## What you need to do
Would you extract the whole listing below and retype it exactly?

## Source data
┌────────

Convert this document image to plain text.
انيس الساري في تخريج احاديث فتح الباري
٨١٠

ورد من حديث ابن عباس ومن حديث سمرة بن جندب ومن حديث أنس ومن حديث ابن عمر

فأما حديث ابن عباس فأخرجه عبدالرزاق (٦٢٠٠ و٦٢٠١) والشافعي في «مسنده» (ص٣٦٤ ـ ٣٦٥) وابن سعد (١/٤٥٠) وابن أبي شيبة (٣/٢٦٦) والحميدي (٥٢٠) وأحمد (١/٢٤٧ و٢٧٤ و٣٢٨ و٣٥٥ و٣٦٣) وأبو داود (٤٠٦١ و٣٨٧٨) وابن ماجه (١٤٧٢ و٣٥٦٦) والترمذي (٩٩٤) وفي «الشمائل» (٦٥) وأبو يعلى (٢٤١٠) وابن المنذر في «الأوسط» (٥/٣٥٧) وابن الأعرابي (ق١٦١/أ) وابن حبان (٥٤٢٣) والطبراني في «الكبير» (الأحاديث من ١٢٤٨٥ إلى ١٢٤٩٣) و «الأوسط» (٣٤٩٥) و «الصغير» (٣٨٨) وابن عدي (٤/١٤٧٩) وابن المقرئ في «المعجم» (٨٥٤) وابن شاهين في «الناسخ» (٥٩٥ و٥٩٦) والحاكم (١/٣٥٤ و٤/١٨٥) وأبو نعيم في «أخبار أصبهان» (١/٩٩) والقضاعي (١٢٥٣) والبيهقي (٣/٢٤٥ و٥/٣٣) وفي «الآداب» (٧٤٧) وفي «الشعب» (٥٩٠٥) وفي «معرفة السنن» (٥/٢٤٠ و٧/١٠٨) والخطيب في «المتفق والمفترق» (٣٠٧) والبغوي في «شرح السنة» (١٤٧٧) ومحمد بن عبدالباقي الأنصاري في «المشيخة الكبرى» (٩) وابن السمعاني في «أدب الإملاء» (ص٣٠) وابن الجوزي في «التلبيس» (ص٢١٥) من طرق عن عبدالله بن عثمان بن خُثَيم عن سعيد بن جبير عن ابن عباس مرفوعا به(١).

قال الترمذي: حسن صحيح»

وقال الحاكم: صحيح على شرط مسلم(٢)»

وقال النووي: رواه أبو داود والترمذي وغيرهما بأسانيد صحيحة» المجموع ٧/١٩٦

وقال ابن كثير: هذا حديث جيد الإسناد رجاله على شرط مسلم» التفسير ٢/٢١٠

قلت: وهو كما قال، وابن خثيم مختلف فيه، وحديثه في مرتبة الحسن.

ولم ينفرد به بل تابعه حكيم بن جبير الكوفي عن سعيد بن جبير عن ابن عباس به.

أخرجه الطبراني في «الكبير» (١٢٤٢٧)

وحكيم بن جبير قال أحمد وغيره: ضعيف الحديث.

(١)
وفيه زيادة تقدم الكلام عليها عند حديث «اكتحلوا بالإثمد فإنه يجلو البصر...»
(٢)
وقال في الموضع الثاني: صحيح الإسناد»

└────────

## Full answer
Convert this document image to plain text.
انيس الساري في تخريج احاديث فتح الباري
٨١٠

ورد من حديث ابن عباس ومن حديث سمرة بن جندب ومن حديث أنس ومن حديث ابن عمر

فأما حديث ابن عباس فأخرجه عبدالرزاق (٦٢٠٠ و٦٢٠١) والشافعي في «مسنده» (ص٣٦٤ ـ ٣٦٥) وابن سعد (١/٤٥٠) وابن أبي شيبة (٣/٢٦٦) والحميدي (٥٢٠) وأحمد (١/٢٤٧ و٢٧٤ و٣٢٨ و٣٥٥ و٣٦٣) وأبو داود (٤٠٦١ و٣٨٧٨) وابن ماجه (١٤٧٢ و٣٥٦٦) والترمذي (٩٩٤) وفي «الشمائل» (٦٥) وأبو يعلى (٢٤١٠) وابن المنذر في «الأوسط» (٥/٣٥٧) وابن الأعرابي (ق١٦١/أ) وابن حبان (٥٤٢٣) والطبراني في «الكبير» (الأحاديث من ١٢٤٨٥ إلى ١٢٤٩٣) و «الأوسط» (٣٤٩٥) و «الصغير» (٣٨٨) وابن عدي (٤/١٤٧٩) وابن المقرئ في «المعجم» (٨٥٤) وابن شاهين في «الناسخ» (٥٩٥ و٥٩٦) والحاكم (١/٣٥٤ و٤/١٨٥) وأبو نعيم في «أخبار أصبهان» (١/٩٩) والقضاعي (١٢٥٣) والبيهقي (٣/٢٤٥ و٥/٣٣) وفي «الآداب» (٧٤٧) وفي «الشعب» (٥٩٠٥) وفي «معرفة السنن» (٥/٢٤٠ و٧/١٠٨) والخطيب في «المتفق والمفترق» (٣٠٧) والبغوي في «شرح السنة» (١٤٧٧) ومحمد بن عبدالباقي الأنصاري في «المشيخة الكبرى» (٩) وابن السمعاني في «أدب الإملاء» (ص٣٠) وابن الجوزي في «التلبيس» (ص٢١٥) من طرق عن عبدالله بن عثمان بن خُثَيم عن سعيد بن جبير عن ابن عباس مرفوعا به(١).

قال الترمذي: حسن صحيح»

وقال الحاكم: صحيح على شرط مسلم(٢)»

وقال النووي: رواه أبو داود والترمذي وغيرهما بأسانيد صحيحة» المجموع ٧/١٩٦

وقال ابن كثير: هذا حديث جيد الإسناد رجاله على شرط مسلم» التفسير ٢/٢١٠

قلت: وهو كما قال، وابن خثيم مختلف فيه، وحديثه في مرتبة الحسن.

ولم ينفرد به بل تابعه حكيم بن جبير الكوفي عن سعيد بن جبير عن ابن عباس به.

أخرجه الطبراني في «الكبير» (١٢٤٢٧)

وحكيم بن جبير قال أحمد وغيره: ضعيف الحديث.

(١)
وفيه زيادة تقدم الكلام عليها عند حديث «اكتحلوا بالإثمد فإنه يجلو البصر...»
(٢)
وقال في الموضع الثاني: صحيح الإسناد»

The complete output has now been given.